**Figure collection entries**
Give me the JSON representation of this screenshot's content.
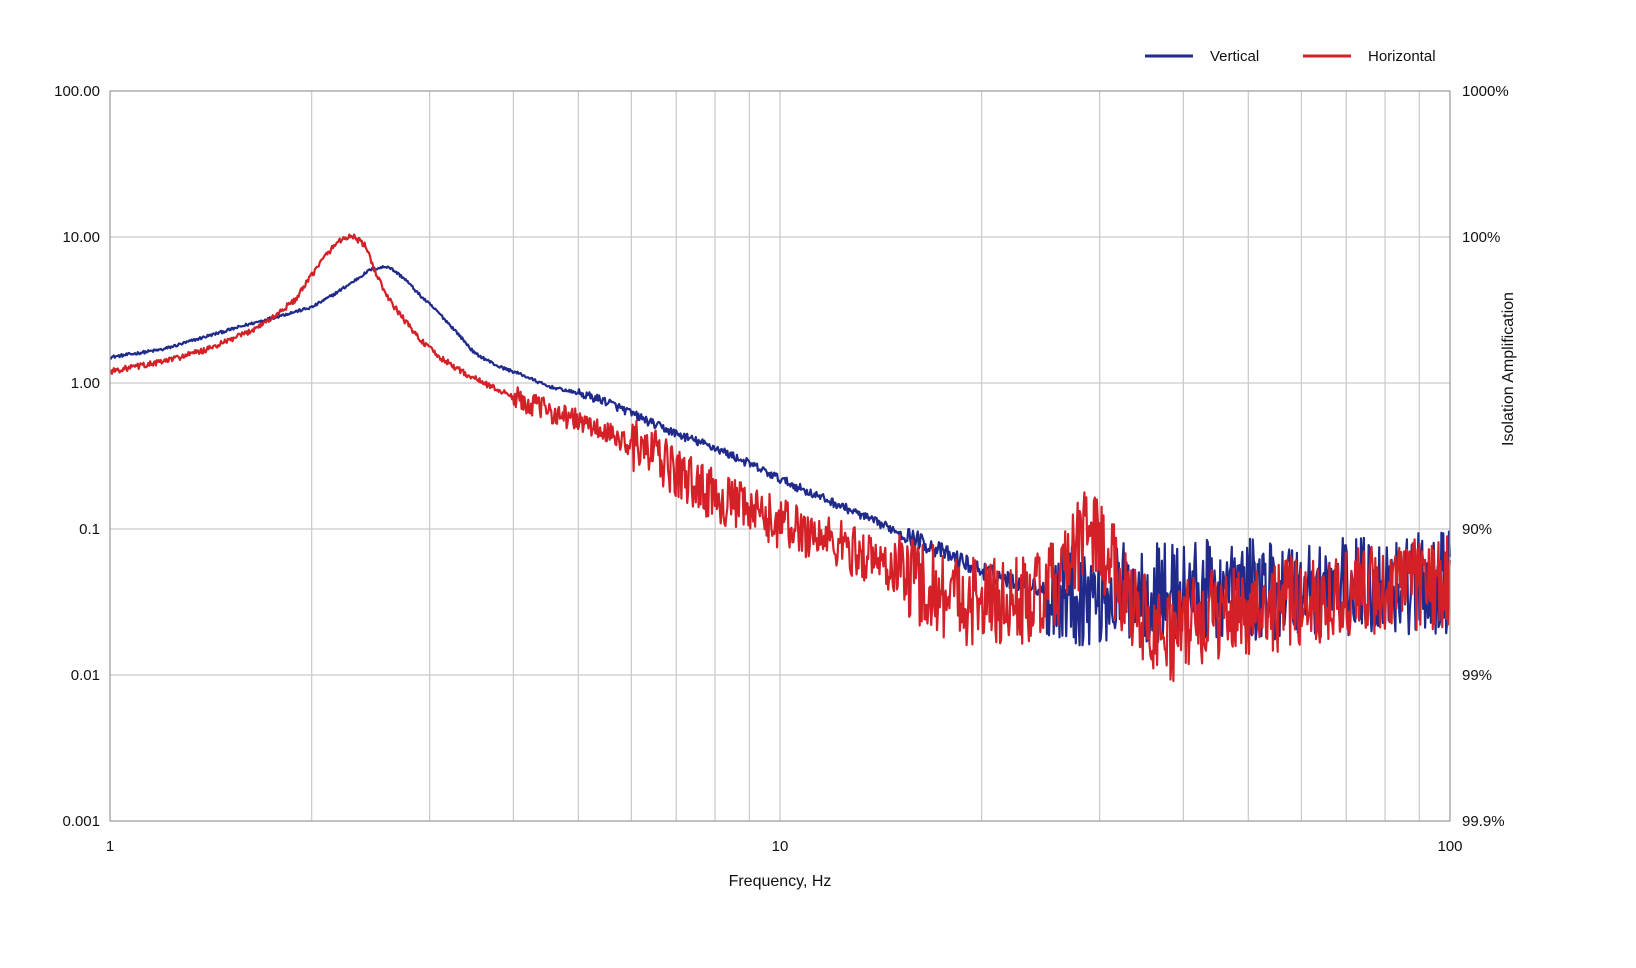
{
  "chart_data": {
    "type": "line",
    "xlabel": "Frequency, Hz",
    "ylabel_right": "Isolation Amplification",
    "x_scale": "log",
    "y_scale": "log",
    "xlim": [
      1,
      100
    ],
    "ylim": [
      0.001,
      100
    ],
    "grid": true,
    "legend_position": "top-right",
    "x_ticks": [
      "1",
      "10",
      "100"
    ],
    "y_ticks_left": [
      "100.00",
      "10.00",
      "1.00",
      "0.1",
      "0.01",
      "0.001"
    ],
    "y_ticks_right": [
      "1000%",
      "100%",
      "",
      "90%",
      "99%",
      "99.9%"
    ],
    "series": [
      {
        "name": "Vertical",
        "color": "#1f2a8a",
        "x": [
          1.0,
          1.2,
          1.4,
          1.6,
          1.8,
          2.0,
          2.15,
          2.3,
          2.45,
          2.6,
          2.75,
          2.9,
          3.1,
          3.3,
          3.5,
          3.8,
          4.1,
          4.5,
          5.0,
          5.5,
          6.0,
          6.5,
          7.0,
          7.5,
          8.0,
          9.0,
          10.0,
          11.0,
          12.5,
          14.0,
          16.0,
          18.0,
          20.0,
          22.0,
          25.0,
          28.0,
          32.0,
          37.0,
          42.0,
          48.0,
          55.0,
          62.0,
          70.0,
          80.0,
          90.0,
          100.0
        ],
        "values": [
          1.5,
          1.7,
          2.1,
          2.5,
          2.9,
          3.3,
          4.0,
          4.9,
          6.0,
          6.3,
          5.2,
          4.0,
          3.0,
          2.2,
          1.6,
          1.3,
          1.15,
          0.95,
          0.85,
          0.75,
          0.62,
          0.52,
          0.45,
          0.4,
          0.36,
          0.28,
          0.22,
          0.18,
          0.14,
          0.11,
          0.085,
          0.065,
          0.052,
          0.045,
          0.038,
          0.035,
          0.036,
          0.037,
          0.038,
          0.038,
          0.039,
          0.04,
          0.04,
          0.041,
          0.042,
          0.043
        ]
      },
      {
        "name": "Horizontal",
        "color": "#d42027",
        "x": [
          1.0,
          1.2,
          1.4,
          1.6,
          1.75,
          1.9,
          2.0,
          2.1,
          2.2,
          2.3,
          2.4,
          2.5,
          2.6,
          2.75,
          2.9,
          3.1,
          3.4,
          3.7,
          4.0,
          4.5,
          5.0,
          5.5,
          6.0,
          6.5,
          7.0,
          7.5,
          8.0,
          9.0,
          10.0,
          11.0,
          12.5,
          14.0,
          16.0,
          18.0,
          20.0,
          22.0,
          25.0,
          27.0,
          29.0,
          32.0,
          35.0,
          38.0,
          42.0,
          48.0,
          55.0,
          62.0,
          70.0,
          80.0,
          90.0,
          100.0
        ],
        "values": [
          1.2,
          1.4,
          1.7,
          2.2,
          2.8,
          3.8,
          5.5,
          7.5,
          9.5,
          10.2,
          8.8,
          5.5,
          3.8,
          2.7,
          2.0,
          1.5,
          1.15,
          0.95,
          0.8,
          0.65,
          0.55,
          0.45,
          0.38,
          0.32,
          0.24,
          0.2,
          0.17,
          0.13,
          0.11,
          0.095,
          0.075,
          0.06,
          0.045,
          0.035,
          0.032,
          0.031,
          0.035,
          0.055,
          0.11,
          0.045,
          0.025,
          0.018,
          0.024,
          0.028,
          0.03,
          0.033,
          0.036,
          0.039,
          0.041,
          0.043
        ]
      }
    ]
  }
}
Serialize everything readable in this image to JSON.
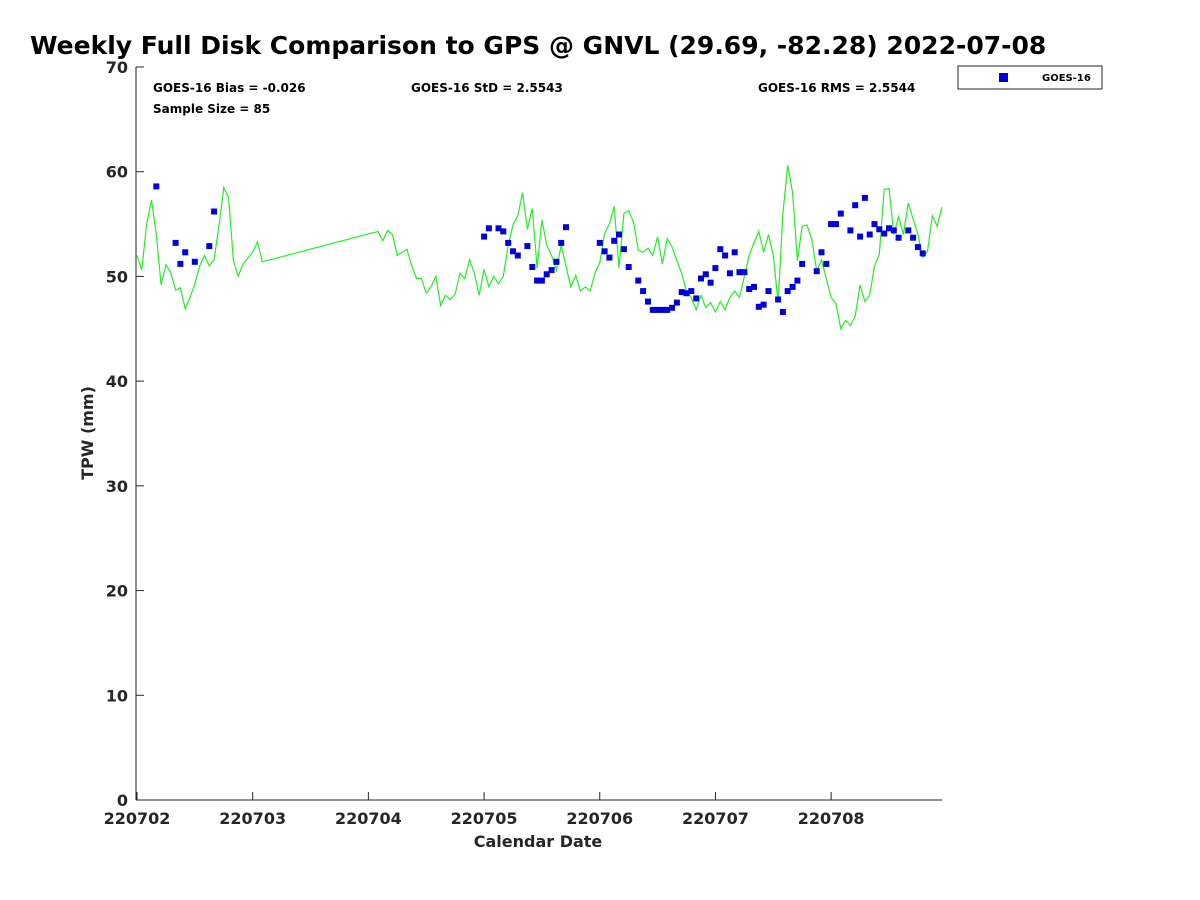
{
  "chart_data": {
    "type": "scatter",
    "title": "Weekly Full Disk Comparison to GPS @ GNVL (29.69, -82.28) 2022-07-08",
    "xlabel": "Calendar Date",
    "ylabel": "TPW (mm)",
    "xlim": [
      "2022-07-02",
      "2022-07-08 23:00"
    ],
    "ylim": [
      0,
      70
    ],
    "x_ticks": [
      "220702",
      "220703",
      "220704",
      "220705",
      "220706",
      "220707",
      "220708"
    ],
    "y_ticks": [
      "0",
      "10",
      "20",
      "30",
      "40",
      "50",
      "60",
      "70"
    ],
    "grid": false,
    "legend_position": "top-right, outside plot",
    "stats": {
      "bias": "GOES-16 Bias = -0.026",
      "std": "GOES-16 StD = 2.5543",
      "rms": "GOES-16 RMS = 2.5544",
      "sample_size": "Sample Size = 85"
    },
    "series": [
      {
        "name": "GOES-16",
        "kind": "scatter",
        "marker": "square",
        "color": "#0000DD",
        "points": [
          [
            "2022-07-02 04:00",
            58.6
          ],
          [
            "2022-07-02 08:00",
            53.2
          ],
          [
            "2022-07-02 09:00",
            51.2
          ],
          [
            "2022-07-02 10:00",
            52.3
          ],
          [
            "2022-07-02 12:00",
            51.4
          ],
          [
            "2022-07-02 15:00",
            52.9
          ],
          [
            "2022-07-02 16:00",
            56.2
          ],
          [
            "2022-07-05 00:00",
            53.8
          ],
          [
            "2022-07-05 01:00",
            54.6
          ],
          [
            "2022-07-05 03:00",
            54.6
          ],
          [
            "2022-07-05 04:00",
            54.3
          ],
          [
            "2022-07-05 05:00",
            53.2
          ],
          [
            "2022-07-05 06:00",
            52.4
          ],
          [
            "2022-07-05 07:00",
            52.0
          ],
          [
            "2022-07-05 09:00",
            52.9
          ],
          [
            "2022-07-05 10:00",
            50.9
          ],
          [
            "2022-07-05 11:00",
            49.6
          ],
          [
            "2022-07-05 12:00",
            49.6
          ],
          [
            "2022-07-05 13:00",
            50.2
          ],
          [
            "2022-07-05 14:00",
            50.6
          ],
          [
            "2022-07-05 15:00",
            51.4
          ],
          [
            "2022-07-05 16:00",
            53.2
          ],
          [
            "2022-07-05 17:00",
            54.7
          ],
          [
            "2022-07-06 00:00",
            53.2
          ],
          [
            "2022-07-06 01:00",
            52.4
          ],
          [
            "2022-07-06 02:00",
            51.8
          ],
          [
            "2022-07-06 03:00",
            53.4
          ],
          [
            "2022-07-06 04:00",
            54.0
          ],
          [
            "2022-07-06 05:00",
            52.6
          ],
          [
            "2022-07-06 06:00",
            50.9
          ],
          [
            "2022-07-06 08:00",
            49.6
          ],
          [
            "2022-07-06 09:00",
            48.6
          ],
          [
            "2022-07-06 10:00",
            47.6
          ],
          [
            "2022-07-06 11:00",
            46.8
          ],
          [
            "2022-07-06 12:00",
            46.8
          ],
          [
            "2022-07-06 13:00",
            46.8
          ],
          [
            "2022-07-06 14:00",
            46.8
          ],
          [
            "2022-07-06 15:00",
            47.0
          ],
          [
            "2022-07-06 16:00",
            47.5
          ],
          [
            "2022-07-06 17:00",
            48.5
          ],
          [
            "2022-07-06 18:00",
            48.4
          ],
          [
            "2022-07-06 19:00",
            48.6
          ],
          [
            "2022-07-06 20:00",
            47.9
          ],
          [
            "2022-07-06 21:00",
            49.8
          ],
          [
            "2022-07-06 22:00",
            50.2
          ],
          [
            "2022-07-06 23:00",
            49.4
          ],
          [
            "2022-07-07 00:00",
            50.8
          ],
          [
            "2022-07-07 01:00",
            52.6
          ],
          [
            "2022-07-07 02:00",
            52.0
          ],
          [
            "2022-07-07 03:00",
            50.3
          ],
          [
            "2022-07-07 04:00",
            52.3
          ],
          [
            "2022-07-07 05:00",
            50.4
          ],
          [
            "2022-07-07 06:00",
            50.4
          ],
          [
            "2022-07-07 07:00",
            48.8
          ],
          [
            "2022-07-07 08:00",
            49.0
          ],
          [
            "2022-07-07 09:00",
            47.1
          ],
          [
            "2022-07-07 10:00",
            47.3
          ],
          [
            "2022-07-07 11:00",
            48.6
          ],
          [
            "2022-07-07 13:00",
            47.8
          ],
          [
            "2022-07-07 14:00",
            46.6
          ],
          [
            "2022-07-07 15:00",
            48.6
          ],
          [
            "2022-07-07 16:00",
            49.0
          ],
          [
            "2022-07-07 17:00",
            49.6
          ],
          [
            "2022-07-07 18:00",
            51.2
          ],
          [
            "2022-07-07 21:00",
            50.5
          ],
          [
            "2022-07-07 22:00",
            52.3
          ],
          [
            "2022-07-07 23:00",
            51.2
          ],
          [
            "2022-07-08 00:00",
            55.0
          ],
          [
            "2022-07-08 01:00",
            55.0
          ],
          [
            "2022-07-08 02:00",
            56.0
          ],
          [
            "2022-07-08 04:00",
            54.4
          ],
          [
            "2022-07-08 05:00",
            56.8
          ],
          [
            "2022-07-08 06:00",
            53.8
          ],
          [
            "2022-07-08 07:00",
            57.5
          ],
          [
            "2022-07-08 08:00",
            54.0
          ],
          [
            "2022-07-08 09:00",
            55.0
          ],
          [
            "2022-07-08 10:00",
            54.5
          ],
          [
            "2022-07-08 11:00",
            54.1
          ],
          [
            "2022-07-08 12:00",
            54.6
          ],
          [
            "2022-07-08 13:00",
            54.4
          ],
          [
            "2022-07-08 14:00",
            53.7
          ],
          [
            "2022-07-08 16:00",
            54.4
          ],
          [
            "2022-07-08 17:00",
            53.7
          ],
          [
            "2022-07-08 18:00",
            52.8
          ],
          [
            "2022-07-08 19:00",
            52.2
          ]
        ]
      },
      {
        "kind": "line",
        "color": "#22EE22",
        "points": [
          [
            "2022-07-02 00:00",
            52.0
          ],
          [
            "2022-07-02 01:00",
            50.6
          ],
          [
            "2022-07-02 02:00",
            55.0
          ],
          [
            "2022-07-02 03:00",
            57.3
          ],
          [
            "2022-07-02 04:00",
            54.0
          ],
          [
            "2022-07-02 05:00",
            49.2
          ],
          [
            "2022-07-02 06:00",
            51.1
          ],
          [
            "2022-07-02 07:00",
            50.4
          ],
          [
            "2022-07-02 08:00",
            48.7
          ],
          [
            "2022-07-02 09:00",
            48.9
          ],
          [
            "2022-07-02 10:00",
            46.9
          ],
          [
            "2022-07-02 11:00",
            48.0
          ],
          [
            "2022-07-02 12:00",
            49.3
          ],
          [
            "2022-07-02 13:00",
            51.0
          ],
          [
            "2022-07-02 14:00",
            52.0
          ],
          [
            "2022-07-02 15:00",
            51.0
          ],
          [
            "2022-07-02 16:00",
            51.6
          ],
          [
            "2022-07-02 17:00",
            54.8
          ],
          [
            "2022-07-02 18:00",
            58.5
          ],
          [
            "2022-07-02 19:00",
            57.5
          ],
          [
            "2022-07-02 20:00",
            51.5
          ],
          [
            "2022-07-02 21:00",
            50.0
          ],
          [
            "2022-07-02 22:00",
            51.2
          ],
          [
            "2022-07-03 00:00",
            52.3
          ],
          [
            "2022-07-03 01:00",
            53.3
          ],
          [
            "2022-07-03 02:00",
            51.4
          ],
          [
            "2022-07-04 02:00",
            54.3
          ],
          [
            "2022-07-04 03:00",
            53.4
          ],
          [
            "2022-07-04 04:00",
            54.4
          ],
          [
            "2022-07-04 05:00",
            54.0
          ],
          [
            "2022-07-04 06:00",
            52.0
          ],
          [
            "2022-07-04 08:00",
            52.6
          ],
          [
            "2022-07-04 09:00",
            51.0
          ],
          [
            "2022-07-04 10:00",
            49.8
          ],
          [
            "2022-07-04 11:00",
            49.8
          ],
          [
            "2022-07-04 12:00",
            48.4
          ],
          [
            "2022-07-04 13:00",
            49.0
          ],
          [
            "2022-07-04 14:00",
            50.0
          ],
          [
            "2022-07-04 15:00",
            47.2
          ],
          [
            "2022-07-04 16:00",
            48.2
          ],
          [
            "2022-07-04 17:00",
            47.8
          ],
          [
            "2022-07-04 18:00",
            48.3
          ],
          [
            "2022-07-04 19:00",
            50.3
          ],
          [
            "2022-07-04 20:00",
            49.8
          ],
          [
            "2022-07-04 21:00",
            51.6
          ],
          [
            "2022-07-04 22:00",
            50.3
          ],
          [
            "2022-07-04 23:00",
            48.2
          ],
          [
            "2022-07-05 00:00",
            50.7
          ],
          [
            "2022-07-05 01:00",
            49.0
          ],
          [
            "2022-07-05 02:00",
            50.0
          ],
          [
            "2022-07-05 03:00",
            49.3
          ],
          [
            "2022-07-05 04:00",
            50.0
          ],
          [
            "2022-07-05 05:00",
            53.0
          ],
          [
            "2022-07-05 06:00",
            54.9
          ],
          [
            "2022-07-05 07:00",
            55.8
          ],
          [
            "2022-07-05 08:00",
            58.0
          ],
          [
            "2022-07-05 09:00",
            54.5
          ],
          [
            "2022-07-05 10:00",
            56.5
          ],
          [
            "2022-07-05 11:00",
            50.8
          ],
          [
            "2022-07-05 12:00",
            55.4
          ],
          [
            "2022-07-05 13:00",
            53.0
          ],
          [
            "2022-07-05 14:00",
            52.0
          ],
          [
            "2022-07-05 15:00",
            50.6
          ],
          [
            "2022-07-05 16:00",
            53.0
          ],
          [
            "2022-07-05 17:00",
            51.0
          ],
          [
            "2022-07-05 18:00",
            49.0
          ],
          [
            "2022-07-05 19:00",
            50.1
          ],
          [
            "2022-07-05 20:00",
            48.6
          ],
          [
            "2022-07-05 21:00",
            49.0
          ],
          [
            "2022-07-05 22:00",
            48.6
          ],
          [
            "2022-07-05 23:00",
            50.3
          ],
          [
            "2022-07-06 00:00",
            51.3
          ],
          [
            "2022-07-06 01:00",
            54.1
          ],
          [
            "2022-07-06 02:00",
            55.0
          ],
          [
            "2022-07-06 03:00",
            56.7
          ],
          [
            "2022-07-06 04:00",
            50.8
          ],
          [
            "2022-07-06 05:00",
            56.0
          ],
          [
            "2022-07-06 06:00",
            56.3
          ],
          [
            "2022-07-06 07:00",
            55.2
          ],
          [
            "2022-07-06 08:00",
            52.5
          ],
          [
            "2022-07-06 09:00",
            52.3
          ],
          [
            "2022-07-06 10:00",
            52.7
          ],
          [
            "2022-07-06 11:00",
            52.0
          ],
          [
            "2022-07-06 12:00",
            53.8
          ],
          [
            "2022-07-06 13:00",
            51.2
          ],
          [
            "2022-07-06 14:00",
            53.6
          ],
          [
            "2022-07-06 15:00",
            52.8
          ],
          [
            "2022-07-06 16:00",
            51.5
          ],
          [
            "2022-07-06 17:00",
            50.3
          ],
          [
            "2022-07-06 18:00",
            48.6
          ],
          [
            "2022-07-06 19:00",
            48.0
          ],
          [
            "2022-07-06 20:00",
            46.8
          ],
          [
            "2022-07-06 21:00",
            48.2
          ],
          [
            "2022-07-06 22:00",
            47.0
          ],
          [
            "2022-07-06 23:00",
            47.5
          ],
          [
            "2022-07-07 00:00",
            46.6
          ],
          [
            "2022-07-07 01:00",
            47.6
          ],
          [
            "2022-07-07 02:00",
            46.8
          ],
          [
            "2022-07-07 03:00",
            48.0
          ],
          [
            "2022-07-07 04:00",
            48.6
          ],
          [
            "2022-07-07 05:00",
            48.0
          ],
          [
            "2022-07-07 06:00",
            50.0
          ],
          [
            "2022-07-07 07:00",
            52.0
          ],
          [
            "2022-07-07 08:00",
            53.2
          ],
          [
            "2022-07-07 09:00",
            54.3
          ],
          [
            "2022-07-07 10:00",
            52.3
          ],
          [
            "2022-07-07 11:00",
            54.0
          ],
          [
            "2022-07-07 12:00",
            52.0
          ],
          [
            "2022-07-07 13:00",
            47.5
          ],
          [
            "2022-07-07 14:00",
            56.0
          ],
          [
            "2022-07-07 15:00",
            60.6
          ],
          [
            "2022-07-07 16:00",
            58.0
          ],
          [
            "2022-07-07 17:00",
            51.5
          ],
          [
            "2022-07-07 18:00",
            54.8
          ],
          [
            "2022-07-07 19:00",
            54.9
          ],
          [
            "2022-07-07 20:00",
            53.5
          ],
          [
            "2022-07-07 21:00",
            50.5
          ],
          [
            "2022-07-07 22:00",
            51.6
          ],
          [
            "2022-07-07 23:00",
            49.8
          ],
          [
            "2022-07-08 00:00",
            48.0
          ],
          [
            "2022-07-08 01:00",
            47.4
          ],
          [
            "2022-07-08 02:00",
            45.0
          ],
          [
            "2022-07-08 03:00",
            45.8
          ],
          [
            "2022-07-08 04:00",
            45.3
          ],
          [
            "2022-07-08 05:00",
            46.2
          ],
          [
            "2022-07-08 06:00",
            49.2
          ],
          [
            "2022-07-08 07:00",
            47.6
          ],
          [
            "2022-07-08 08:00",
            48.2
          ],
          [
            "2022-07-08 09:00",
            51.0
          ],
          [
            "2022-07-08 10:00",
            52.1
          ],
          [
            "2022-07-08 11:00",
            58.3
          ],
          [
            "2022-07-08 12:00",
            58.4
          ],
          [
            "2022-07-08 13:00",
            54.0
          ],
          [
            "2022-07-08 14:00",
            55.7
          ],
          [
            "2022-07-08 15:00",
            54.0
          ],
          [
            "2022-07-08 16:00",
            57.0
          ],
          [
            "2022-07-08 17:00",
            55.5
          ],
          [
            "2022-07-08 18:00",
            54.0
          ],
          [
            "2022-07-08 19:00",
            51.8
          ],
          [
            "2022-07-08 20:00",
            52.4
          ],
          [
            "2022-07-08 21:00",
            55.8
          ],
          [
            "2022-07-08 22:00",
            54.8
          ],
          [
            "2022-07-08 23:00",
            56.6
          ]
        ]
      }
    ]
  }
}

**GIVEN EXERCISE**
From the records above, pull out every line containing the word "name".

**TASK OUTPUT**
        "name": "Vertical",
        "name": "Horizontal",
        "name": "GOES-16",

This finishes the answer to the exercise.